* What is needed *
Find the word "subtitle" in the data. Return every line where it appears.

* Supplied data *
::::::

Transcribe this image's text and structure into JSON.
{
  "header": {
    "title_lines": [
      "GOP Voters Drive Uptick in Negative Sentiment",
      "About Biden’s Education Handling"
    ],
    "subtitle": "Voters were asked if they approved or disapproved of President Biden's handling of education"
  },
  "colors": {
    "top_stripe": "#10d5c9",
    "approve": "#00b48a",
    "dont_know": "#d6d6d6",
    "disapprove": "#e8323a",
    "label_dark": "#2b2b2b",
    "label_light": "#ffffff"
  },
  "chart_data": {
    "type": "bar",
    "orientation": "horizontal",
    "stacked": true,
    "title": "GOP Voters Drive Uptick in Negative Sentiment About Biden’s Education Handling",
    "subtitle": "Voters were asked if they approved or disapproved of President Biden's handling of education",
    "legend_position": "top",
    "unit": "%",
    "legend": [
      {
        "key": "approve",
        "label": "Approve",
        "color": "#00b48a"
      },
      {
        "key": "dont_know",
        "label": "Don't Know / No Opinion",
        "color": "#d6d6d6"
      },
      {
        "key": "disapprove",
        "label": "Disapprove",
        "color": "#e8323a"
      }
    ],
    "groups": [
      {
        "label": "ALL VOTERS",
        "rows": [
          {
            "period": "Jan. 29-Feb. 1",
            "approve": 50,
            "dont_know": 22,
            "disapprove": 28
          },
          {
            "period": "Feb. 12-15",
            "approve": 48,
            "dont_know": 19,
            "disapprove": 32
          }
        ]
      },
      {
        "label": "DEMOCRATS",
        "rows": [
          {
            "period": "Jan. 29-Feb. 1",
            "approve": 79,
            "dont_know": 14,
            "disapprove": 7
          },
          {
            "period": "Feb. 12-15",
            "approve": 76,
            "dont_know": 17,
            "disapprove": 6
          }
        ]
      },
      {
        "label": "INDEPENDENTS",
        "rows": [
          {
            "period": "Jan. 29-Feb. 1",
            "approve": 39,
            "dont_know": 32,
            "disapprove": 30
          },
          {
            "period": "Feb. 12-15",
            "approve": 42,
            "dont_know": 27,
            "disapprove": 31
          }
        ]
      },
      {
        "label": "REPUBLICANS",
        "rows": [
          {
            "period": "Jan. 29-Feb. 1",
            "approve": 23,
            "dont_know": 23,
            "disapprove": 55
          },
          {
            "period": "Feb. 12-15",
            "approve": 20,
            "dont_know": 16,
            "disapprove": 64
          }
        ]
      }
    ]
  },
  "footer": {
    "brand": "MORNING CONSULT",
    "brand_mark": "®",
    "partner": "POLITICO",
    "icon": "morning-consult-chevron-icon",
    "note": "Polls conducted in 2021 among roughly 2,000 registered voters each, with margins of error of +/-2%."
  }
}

::::::

* Expected output *
    "subtitle": "Voters were asked if they approved or disapproved of President Biden's handling of education"
    "subtitle": "Voters were asked if they approved or disapproved of President Biden's handling of education",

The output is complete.